▸ **Instruction**:
Copy every line of the entries that includes the word "JSON".

▸ **Provided material**:
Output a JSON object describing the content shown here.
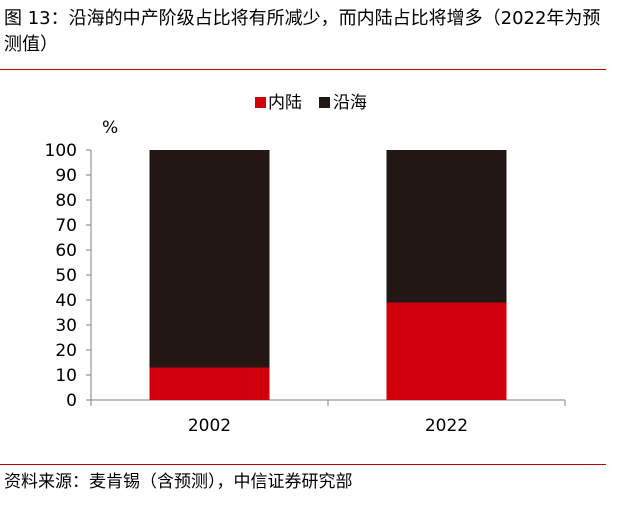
{
  "figure": {
    "title": "图 13：沿海的中产阶级占比将有所减少，而内陆占比将增多（2022年为预测值）",
    "source": "资料来源：麦肯锡（含预测），中信证券研究部"
  },
  "colors": {
    "inland": "#d0000d",
    "coastal": "#221714",
    "rule": "#c00000",
    "axis": "#7f7f7f"
  },
  "chart_data": {
    "type": "bar",
    "stacked": true,
    "title": "",
    "ylabel": "%",
    "xlabel": "",
    "ylim": [
      0,
      100
    ],
    "yticks": [
      0,
      10,
      20,
      30,
      40,
      50,
      60,
      70,
      80,
      90,
      100
    ],
    "legend_position": "top",
    "categories": [
      "2002",
      "2022"
    ],
    "series": [
      {
        "name": "内陆",
        "color_key": "inland",
        "values": [
          13,
          39
        ]
      },
      {
        "name": "沿海",
        "color_key": "coastal",
        "values": [
          87,
          61
        ]
      }
    ]
  }
}
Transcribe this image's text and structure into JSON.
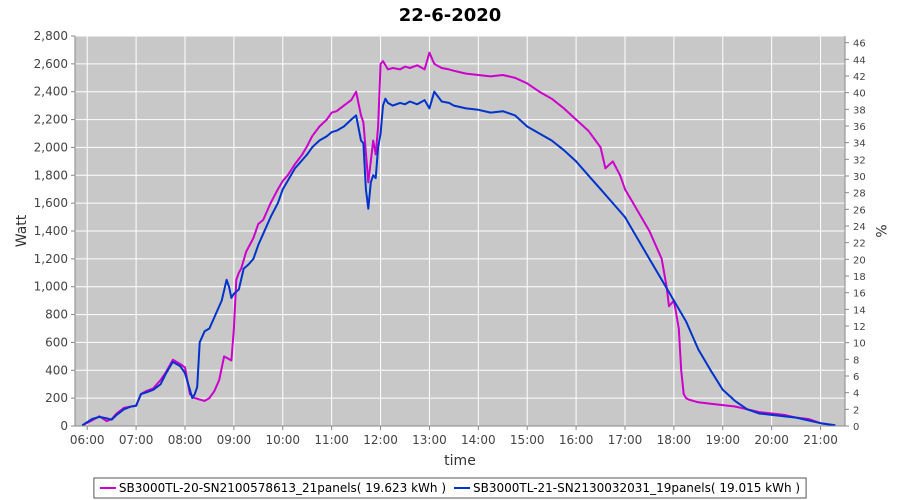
{
  "chart_data": {
    "type": "line",
    "title": "22-6-2020",
    "xlabel": "time",
    "ylabel": "Watt",
    "y2label": "%",
    "xlim": [
      5.75,
      21.5
    ],
    "ylim": [
      0,
      2800
    ],
    "y2lim": [
      0,
      46.8
    ],
    "x_ticks": [
      6,
      7,
      8,
      9,
      10,
      11,
      12,
      13,
      14,
      15,
      16,
      17,
      18,
      19,
      20,
      21
    ],
    "x_tick_labels": [
      "06:00",
      "07:00",
      "08:00",
      "09:00",
      "10:00",
      "11:00",
      "12:00",
      "13:00",
      "14:00",
      "15:00",
      "16:00",
      "17:00",
      "18:00",
      "19:00",
      "20:00",
      "21:00"
    ],
    "y_ticks": [
      0,
      200,
      400,
      600,
      800,
      1000,
      1200,
      1400,
      1600,
      1800,
      2000,
      2200,
      2400,
      2600,
      2800
    ],
    "y_tick_labels": [
      "0",
      "200",
      "400",
      "600",
      "800",
      "1,000",
      "1,200",
      "1,400",
      "1,600",
      "1,800",
      "2,000",
      "2,200",
      "2,400",
      "2,600",
      "2,800"
    ],
    "y2_ticks": [
      0,
      2,
      4,
      6,
      8,
      10,
      12,
      14,
      16,
      18,
      20,
      22,
      24,
      26,
      28,
      30,
      32,
      34,
      36,
      38,
      40,
      42,
      44,
      46
    ],
    "y2_tick_labels": [
      "0",
      "2",
      "4",
      "6",
      "8",
      "10",
      "12",
      "14",
      "16",
      "18",
      "20",
      "22",
      "24",
      "26",
      "28",
      "30",
      "32",
      "34",
      "36",
      "38",
      "40",
      "42",
      "44",
      "46"
    ],
    "grid": true,
    "legend_position": "bottom",
    "series": [
      {
        "name": "SB3000TL-20-SN2100578613_21panels( 19.623 kWh )",
        "color": "#cc00cc",
        "x": [
          5.9,
          6.1,
          6.25,
          6.4,
          6.5,
          6.6,
          6.75,
          6.9,
          7.0,
          7.1,
          7.2,
          7.35,
          7.5,
          7.6,
          7.75,
          7.9,
          8.0,
          8.1,
          8.2,
          8.3,
          8.4,
          8.5,
          8.6,
          8.7,
          8.8,
          8.9,
          8.95,
          9.0,
          9.05,
          9.1,
          9.15,
          9.25,
          9.4,
          9.5,
          9.6,
          9.75,
          9.9,
          10.0,
          10.1,
          10.25,
          10.4,
          10.5,
          10.6,
          10.75,
          10.9,
          11.0,
          11.1,
          11.25,
          11.4,
          11.5,
          11.6,
          11.65,
          11.75,
          11.8,
          11.85,
          11.9,
          11.95,
          12.0,
          12.05,
          12.15,
          12.25,
          12.4,
          12.5,
          12.6,
          12.75,
          12.9,
          13.0,
          13.1,
          13.25,
          13.4,
          13.5,
          13.75,
          14.0,
          14.25,
          14.5,
          14.75,
          15.0,
          15.25,
          15.5,
          15.75,
          16.0,
          16.25,
          16.5,
          16.6,
          16.75,
          16.9,
          17.0,
          17.25,
          17.5,
          17.75,
          17.85,
          17.9,
          18.0,
          18.1,
          18.15,
          18.2,
          18.25,
          18.3,
          18.4,
          18.5,
          18.75,
          19.0,
          19.25,
          19.5,
          19.75,
          20.0,
          20.25,
          20.5,
          20.75,
          21.0,
          21.2,
          21.3
        ],
        "y": [
          5,
          40,
          70,
          35,
          50,
          90,
          130,
          140,
          145,
          230,
          250,
          270,
          330,
          380,
          475,
          445,
          420,
          230,
          200,
          190,
          180,
          200,
          250,
          330,
          500,
          480,
          470,
          700,
          1050,
          1100,
          1130,
          1250,
          1350,
          1450,
          1480,
          1600,
          1700,
          1760,
          1800,
          1880,
          1950,
          2010,
          2080,
          2150,
          2200,
          2250,
          2260,
          2300,
          2340,
          2400,
          2230,
          2180,
          1750,
          1900,
          2050,
          1950,
          2150,
          2600,
          2620,
          2560,
          2570,
          2560,
          2580,
          2570,
          2590,
          2560,
          2680,
          2600,
          2570,
          2560,
          2550,
          2530,
          2520,
          2510,
          2520,
          2500,
          2460,
          2400,
          2350,
          2280,
          2200,
          2120,
          2000,
          1850,
          1900,
          1800,
          1700,
          1550,
          1400,
          1200,
          1000,
          860,
          900,
          700,
          400,
          230,
          200,
          190,
          180,
          170,
          160,
          150,
          140,
          120,
          100,
          90,
          80,
          60,
          50,
          20,
          10,
          5
        ]
      },
      {
        "name": "SB3000TL-21-SN2130032031_19panels( 19.015 kWh )",
        "color": "#0033cc",
        "x": [
          5.9,
          6.1,
          6.25,
          6.4,
          6.5,
          6.6,
          6.75,
          6.9,
          7.0,
          7.1,
          7.2,
          7.35,
          7.5,
          7.6,
          7.75,
          7.9,
          8.0,
          8.1,
          8.15,
          8.2,
          8.25,
          8.3,
          8.4,
          8.5,
          8.6,
          8.75,
          8.85,
          8.9,
          8.95,
          9.0,
          9.1,
          9.2,
          9.3,
          9.4,
          9.5,
          9.6,
          9.75,
          9.9,
          10.0,
          10.1,
          10.25,
          10.4,
          10.5,
          10.6,
          10.75,
          10.9,
          11.0,
          11.1,
          11.25,
          11.4,
          11.5,
          11.6,
          11.65,
          11.7,
          11.75,
          11.8,
          11.85,
          11.9,
          11.95,
          12.0,
          12.05,
          12.1,
          12.15,
          12.25,
          12.4,
          12.5,
          12.6,
          12.75,
          12.9,
          13.0,
          13.1,
          13.25,
          13.4,
          13.5,
          13.75,
          14.0,
          14.25,
          14.5,
          14.75,
          15.0,
          15.25,
          15.5,
          15.75,
          16.0,
          16.25,
          16.5,
          16.75,
          17.0,
          17.25,
          17.5,
          17.75,
          18.0,
          18.25,
          18.5,
          18.75,
          19.0,
          19.25,
          19.5,
          19.75,
          20.0,
          20.25,
          20.5,
          20.75,
          21.0,
          21.2,
          21.3
        ],
        "y": [
          5,
          50,
          65,
          55,
          45,
          80,
          120,
          140,
          145,
          230,
          240,
          260,
          300,
          370,
          460,
          430,
          380,
          260,
          200,
          230,
          280,
          600,
          680,
          700,
          780,
          900,
          1050,
          1000,
          920,
          950,
          980,
          1130,
          1160,
          1200,
          1300,
          1380,
          1500,
          1600,
          1700,
          1760,
          1850,
          1910,
          1950,
          2000,
          2050,
          2080,
          2110,
          2120,
          2150,
          2200,
          2230,
          2050,
          2030,
          1700,
          1560,
          1750,
          1800,
          1780,
          2000,
          2100,
          2300,
          2350,
          2320,
          2300,
          2320,
          2310,
          2330,
          2310,
          2340,
          2280,
          2400,
          2330,
          2320,
          2300,
          2280,
          2270,
          2250,
          2260,
          2230,
          2150,
          2100,
          2050,
          1980,
          1900,
          1800,
          1700,
          1600,
          1500,
          1350,
          1200,
          1050,
          900,
          750,
          550,
          400,
          260,
          180,
          120,
          90,
          80,
          70,
          60,
          40,
          20,
          10,
          5
        ]
      }
    ]
  }
}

▸ **Answer to this problem**:
Output a JSON object describing the content shown here.
Transcribe this image's text and structure into JSON.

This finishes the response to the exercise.